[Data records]
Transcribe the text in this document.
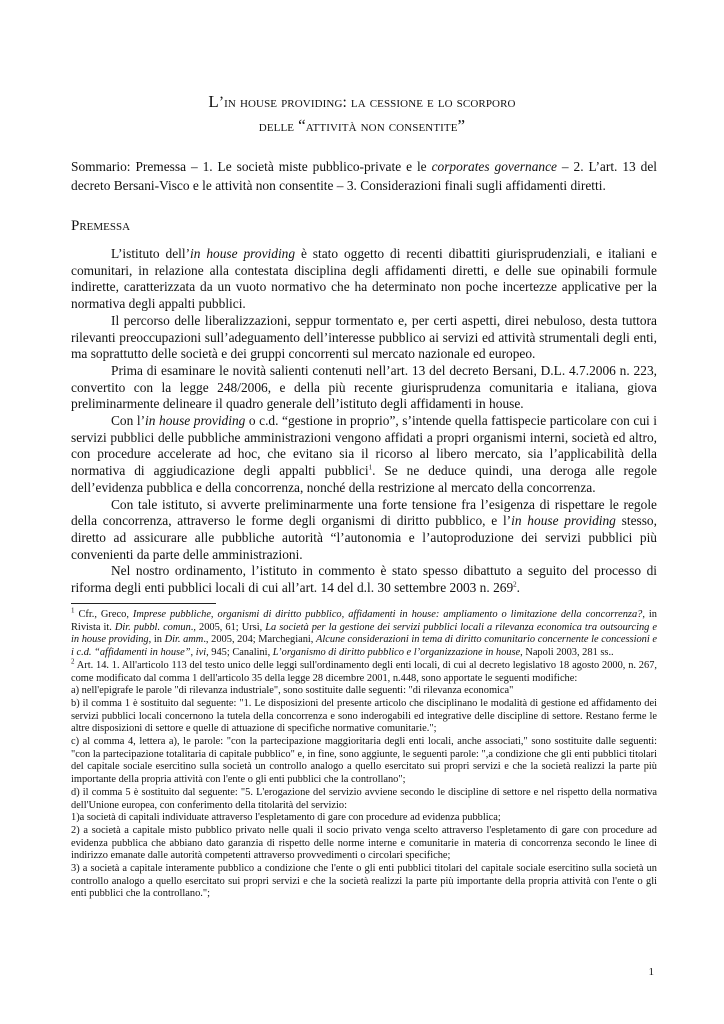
L’in house providing: la cessione e lo scorporo
delle “attività non consentite”
Sommario: Premessa – 1. Le società miste pubblico-private e le corporates governance – 2. L’art. 13 del decreto Bersani-Visco e le attività non consentite – 3. Considerazioni finali sugli affidamenti diretti.
Premessa

L’istituto dell’in house providing è stato oggetto di recenti dibattiti giurisprudenziali, e italiani e comunitari, in relazione alla contestata disciplina degli affidamenti diretti, e delle sue opinabili formule indirette, caratterizzata da un vuoto normativo che ha determinato non poche incertezze applicative per la normativa degli appalti pubblici.

Il percorso delle liberalizzazioni, seppur tormentato e, per certi aspetti, direi nebuloso, desta tuttora rilevanti preoccupazioni sull’adeguamento dell’interesse pubblico ai servizi ed attività strumentali degli enti, ma soprattutto delle società e dei gruppi concorrenti sul mercato nazionale ed europeo.

Prima di esaminare le novità salienti contenuti nell’art. 13 del decreto Bersani, D.L. 4.7.2006 n. 223, convertito con la legge 248/2006, e della più recente giurisprudenza comunitaria e italiana, giova preliminarmente delineare il quadro generale dell’istituto degli affidamenti in house.

Con l’in house providing o c.d. “gestione in proprio”, s’intende quella fattispecie particolare con cui i servizi pubblici delle pubbliche amministrazioni vengono affidati a propri organismi interni, società ed altro, con procedure accelerate ad hoc, che evitano sia il ricorso al libero mercato, sia l’applicabilità della normativa di aggiudicazione degli appalti pubblici$^1$. Se ne deduce quindi, una deroga alle regole dell’evidenza pubblica e della concorrenza, nonché della restrizione al mercato della concorrenza.

Con tale istituto, si avverte preliminarmente una forte tensione fra l’esigenza di rispettare le regole della concorrenza, attraverso le forme degli organismi di diritto pubblico, e l’in house providing stesso, diretto ad assicurare alle pubbliche autorità “l’autonomia e l’autoproduzione dei servizi pubblici più convenienti da parte delle amministrazioni.

Nel nostro ordinamento, l’istituto in commento è stato spesso dibattuto a seguito del processo di riforma degli enti pubblici locali di cui all’art. 14 del d.l. 30 settembre 2003 n. $269^2$.

$^1$ Cfr., Greco, Imprese pubbliche, organismi di diritto pubblico, affidamenti in house: ampliamento o limitazione della concorrenza?, in Rivista it. Dir. pubbl. comun., 2005, 61; Ursi, La società per la gestione dei servizi pubblici locali a rilevanza economica tra outsourcing e in house providing, in Dir. amm., 2005, 204; Marchegiani, Alcune considerazioni in tema di diritto comunitario concernente le concessioni e i c.d. “affidamenti in house”, ivi, 945; Canalini, L’organismo di diritto pubblico e l’organizzazione in house, Napoli 2003, 281 ss..

$^2$ Art. 14. 1. All'articolo 113 del testo unico delle leggi sull'ordinamento degli enti locali, di cui al decreto legislativo 18 agosto 2000, n. 267, come modificato dal comma 1 dell'articolo 35 della legge 28 dicembre 2001, n.448, sono apportate le seguenti modifiche:

a) nell'epigrafe le parole "di rilevanza industriale", sono sostituite dalle seguenti: "di rilevanza economica"

b) il comma 1 è sostituito dal seguente: "1. Le disposizioni del presente articolo che disciplinano le modalità di gestione ed affidamento dei servizi pubblici locali concernono la tutela della concorrenza e sono inderogabili ed integrative delle discipline di settore. Restano ferme le altre disposizioni di settore e quelle di attuazione di specifiche normative comunitarie.";

c) al comma 4, lettera a), le parole: "con la partecipazione maggioritaria degli enti locali, anche associati," sono sostituite dalle seguenti: "con la partecipazione totalitaria di capitale pubblico" e, in fine, sono aggiunte, le seguenti parole: ",a condizione che gli enti pubblici titolari del capitale sociale esercitino sulla società un controllo analogo a quello esercitato sui propri servizi e che la società realizzi la parte più importante della propria attività con l'ente o gli enti pubblici che la controllano";

d) il comma 5 è sostituito dal seguente: "5. L'erogazione del servizio avviene secondo le discipline di settore e nel rispetto della normativa dell'Unione europea, con conferimento della titolarità del servizio:

1)a società di capitali individuate attraverso l'espletamento di gare con procedure ad evidenza pubblica;

2) a società a capitale misto pubblico privato nelle quali il socio privato venga scelto attraverso l'espletamento di gare con procedure ad evidenza pubblica che abbiano dato garanzia di rispetto delle norme interne e comunitarie in materia di concorrenza secondo le linee di indirizzo emanate dalle autorità competenti attraverso provvedimenti o circolari specifiche;

3) a società a capitale interamente pubblico a condizione che l'ente o gli enti pubblici titolari del capitale sociale esercitino sulla società un controllo analogo a quello esercitato sui propri servizi e che la società realizzi la parte più importante della propria attività con l'ente o gli enti pubblici che la controllano.";

1
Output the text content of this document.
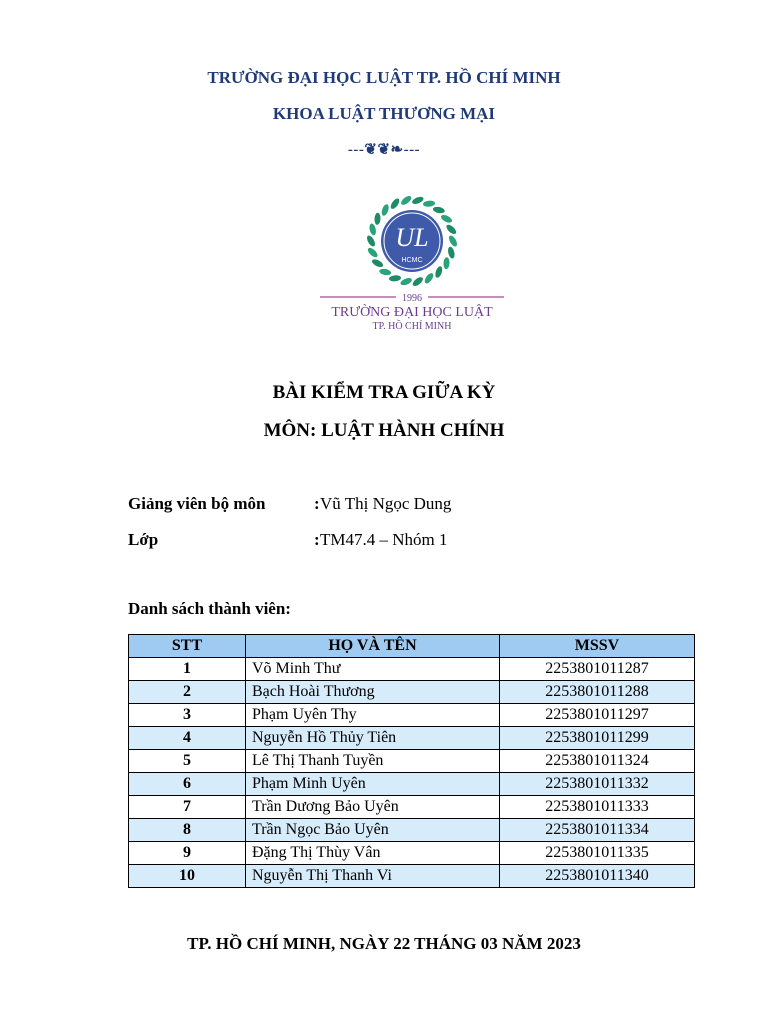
TRƯỜNG ĐẠI HỌC LUẬT TP. HỒ CHÍ MINH
KHOA LUẬT THƯƠNG MẠI
---❦❦❧---
UL
HCMC
1996
TRƯỜNG ĐẠI HỌC LUẬT
TP. HỒ CHÍ MINH
BÀI KIỂM TRA GIỮA KỲ
MÔN: LUẬT HÀNH CHÍNH
Giảng viên bộ môn	: Vũ Thị Ngọc Dung
Lớp	: TM47.4 – Nhóm 1
Danh sách thành viên:
STT	HỌ VÀ TÊN	MSSV
1	Võ Minh Thư	2253801011287
2	Bạch Hoài Thương	2253801011288
3	Phạm Uyên Thy	2253801011297
4	Nguyễn Hồ Thủy Tiên	2253801011299
5	Lê Thị Thanh Tuyền	2253801011324
6	Phạm Minh Uyên	2253801011332
7	Trần Dương Bảo Uyên	2253801011333
8	Trần Ngọc Bảo Uyên	2253801011334
9	Đặng Thị Thùy Vân	2253801011335
10	Nguyễn Thị Thanh Vi	2253801011340
TP. HỒ CHÍ MINH, NGÀY 22 THÁNG 03 NĂM 2023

• [WHAT THE TASK ASKS]
Copy the records exactly. Skip the pictures.

• [CORRECT RESPONSE]
Transcribe the text in this document.
L’in house providing: la cessione e lo scorporo
delle “attività non consentite”
Sommario: Premessa – 1. Le società miste pubblico-private e le corporates governance – 2. L’art. 13 del decreto Bersani-Visco e le attività non consentite – 3. Considerazioni finali sugli affidamenti diretti.
Premessa

L’istituto dell’in house providing è stato oggetto di recenti dibattiti giurisprudenziali, e italiani e comunitari, in relazione alla contestata disciplina degli affidamenti diretti, e delle sue opinabili formule indirette, caratterizzata da un vuoto normativo che ha determinato non poche incertezze applicative per la normativa degli appalti pubblici.

Il percorso delle liberalizzazioni, seppur tormentato e, per certi aspetti, direi nebuloso, desta tuttora rilevanti preoccupazioni sull’adeguamento dell’interesse pubblico ai servizi ed attività strumentali degli enti, ma soprattutto delle società e dei gruppi concorrenti sul mercato nazionale ed europeo.

Prima di esaminare le novità salienti contenuti nell’art. 13 del decreto Bersani, D.L. 4.7.2006 n. 223, convertito con la legge 248/2006, e della più recente giurisprudenza comunitaria e italiana, giova preliminarmente delineare il quadro generale dell’istituto degli affidamenti in house.

Con l’in house providing o c.d. “gestione in proprio”, s’intende quella fattispecie particolare con cui i servizi pubblici delle pubbliche amministrazioni vengono affidati a propri organismi interni, società ed altro, con procedure accelerate ad hoc, che evitano sia il ricorso al libero mercato, sia l’applicabilità della normativa di aggiudicazione degli appalti pubblici$^1$. Se ne deduce quindi, una deroga alle regole dell’evidenza pubblica e della concorrenza, nonché della restrizione al mercato della concorrenza.

Con tale istituto, si avverte preliminarmente una forte tensione fra l’esigenza di rispettare le regole della concorrenza, attraverso le forme degli organismi di diritto pubblico, e l’in house providing stesso, diretto ad assicurare alle pubbliche autorità “l’autonomia e l’autoproduzione dei servizi pubblici più convenienti da parte delle amministrazioni.

Nel nostro ordinamento, l’istituto in commento è stato spesso dibattuto a seguito del processo di riforma degli enti pubblici locali di cui all’art. 14 del d.l. 30 settembre 2003 n. $269^2$.

$^1$ Cfr., Greco, Imprese pubbliche, organismi di diritto pubblico, affidamenti in house: ampliamento o limitazione della concorrenza?, in Rivista it. Dir. pubbl. comun., 2005, 61; Ursi, La società per la gestione dei servizi pubblici locali a rilevanza economica tra outsourcing e in house providing, in Dir. amm., 2005, 204; Marchegiani, Alcune considerazioni in tema di diritto comunitario concernente le concessioni e i c.d. “affidamenti in house”, ivi, 945; Canalini, L’organismo di diritto pubblico e l’organizzazione in house, Napoli 2003, 281 ss..

$^2$ Art. 14. 1. All'articolo 113 del testo unico delle leggi sull'ordinamento degli enti locali, di cui al decreto legislativo 18 agosto 2000, n. 267, come modificato dal comma 1 dell'articolo 35 della legge 28 dicembre 2001, n.448, sono apportate le seguenti modifiche:

a) nell'epigrafe le parole "di rilevanza industriale", sono sostituite dalle seguenti: "di rilevanza economica"

b) il comma 1 è sostituito dal seguente: "1. Le disposizioni del presente articolo che disciplinano le modalità di gestione ed affidamento dei servizi pubblici locali concernono la tutela della concorrenza e sono inderogabili ed integrative delle discipline di settore. Restano ferme le altre disposizioni di settore e quelle di attuazione di specifiche normative comunitarie.";

c) al comma 4, lettera a), le parole: "con la partecipazione maggioritaria degli enti locali, anche associati," sono sostituite dalle seguenti: "con la partecipazione totalitaria di capitale pubblico" e, in fine, sono aggiunte, le seguenti parole: ",a condizione che gli enti pubblici titolari del capitale sociale esercitino sulla società un controllo analogo a quello esercitato sui propri servizi e che la società realizzi la parte più importante della propria attività con l'ente o gli enti pubblici che la controllano";

d) il comma 5 è sostituito dal seguente: "5. L'erogazione del servizio avviene secondo le discipline di settore e nel rispetto della normativa dell'Unione europea, con conferimento della titolarità del servizio:

1)a società di capitali individuate attraverso l'espletamento di gare con procedure ad evidenza pubblica;

2) a società a capitale misto pubblico privato nelle quali il socio privato venga scelto attraverso l'espletamento di gare con procedure ad evidenza pubblica che abbiano dato garanzia di rispetto delle norme interne e comunitarie in materia di concorrenza secondo le linee di indirizzo emanate dalle autorità competenti attraverso provvedimenti o circolari specifiche;

3) a società a capitale interamente pubblico a condizione che l'ente o gli enti pubblici titolari del capitale sociale esercitino sulla società un controllo analogo a quello esercitato sui propri servizi e che la società realizzi la parte più importante della propria attività con l'ente o gli enti pubblici che la controllano.";

1
Output the text content of this document.
TRƯỜNG ĐẠI HỌC LUẬT TP. HỒ CHÍ MINH
KHOA LUẬT THƯƠNG MẠI
---❦❦❧---
UL
HCMC
1996
TRƯỜNG ĐẠI HỌC LUẬT
TP. HỒ CHÍ MINH
BÀI KIỂM TRA GIỮA KỲ
MÔN: LUẬT HÀNH CHÍNH
Giảng viên bộ môn	: Vũ Thị Ngọc Dung
Lớp	: TM47.4 – Nhóm 1
Danh sách thành viên:
STT	HỌ VÀ TÊN	MSSV
1	Võ Minh Thư	2253801011287
2	Bạch Hoài Thương	2253801011288
3	Phạm Uyên Thy	2253801011297
4	Nguyễn Hồ Thủy Tiên	2253801011299
5	Lê Thị Thanh Tuyền	2253801011324
6	Phạm Minh Uyên	2253801011332
7	Trần Dương Bảo Uyên	2253801011333
8	Trần Ngọc Bảo Uyên	2253801011334
9	Đặng Thị Thùy Vân	2253801011335
10	Nguyễn Thị Thanh Vi	2253801011340
TP. HỒ CHÍ MINH, NGÀY 22 THÁNG 03 NĂM 2023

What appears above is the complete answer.